WHAT TO WORK ON:
Using the records below, count the lines with "JSON" in them. Give the number only.

(Data entries)
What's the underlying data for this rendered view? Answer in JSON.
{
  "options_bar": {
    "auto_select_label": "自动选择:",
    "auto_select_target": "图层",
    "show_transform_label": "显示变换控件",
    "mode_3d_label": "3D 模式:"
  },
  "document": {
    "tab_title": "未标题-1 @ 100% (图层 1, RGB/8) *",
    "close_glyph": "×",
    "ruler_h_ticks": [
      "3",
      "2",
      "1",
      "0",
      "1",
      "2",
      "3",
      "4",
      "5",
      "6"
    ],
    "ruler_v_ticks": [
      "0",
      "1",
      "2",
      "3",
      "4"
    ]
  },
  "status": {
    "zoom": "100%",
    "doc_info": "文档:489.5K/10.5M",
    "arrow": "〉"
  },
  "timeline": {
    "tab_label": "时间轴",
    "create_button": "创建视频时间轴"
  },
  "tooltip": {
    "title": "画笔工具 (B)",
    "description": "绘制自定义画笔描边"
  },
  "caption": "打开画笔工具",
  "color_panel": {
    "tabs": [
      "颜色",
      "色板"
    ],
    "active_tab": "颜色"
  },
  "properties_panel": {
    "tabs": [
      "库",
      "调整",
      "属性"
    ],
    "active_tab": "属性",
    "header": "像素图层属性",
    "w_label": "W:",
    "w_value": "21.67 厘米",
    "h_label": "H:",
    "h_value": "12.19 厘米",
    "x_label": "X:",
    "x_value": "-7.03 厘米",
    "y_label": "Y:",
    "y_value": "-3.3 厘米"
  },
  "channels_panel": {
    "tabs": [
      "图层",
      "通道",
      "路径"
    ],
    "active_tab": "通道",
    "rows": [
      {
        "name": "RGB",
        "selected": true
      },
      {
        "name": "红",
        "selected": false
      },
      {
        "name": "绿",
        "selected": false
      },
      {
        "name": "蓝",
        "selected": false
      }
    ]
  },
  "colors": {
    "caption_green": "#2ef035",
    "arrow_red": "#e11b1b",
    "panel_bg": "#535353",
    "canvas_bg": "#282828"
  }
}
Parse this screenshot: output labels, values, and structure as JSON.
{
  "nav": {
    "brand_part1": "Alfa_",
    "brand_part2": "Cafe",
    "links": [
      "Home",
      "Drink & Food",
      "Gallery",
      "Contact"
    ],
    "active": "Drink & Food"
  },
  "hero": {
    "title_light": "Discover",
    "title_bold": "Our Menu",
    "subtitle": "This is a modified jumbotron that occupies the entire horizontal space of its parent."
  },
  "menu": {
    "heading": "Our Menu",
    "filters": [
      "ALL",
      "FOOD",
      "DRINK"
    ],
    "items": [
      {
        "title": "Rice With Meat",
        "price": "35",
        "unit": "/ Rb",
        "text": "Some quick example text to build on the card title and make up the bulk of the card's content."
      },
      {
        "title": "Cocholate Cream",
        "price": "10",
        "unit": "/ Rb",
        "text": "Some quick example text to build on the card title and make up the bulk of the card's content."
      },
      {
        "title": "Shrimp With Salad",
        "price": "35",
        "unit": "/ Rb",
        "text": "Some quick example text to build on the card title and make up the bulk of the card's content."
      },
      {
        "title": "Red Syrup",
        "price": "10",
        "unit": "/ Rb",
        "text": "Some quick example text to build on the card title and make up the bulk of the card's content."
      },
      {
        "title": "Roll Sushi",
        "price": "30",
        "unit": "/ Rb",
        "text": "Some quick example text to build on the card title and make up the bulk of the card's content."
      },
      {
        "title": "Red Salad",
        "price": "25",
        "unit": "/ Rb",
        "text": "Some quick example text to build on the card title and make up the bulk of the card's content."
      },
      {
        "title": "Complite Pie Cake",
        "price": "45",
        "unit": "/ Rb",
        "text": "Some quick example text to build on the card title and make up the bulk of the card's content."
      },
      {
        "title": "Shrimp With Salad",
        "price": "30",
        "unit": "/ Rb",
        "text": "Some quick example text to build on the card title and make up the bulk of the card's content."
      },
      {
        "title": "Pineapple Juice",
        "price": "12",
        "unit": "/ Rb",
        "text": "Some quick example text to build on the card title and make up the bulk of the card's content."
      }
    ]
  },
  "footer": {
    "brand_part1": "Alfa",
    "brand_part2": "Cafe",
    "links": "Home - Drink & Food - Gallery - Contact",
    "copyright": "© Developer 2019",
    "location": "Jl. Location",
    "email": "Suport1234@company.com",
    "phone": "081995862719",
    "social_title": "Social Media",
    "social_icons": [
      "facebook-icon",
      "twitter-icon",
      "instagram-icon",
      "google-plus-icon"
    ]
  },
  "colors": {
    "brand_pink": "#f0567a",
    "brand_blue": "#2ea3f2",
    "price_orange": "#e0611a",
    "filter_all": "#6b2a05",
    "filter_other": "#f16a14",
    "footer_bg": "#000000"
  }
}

THE REPLY:
2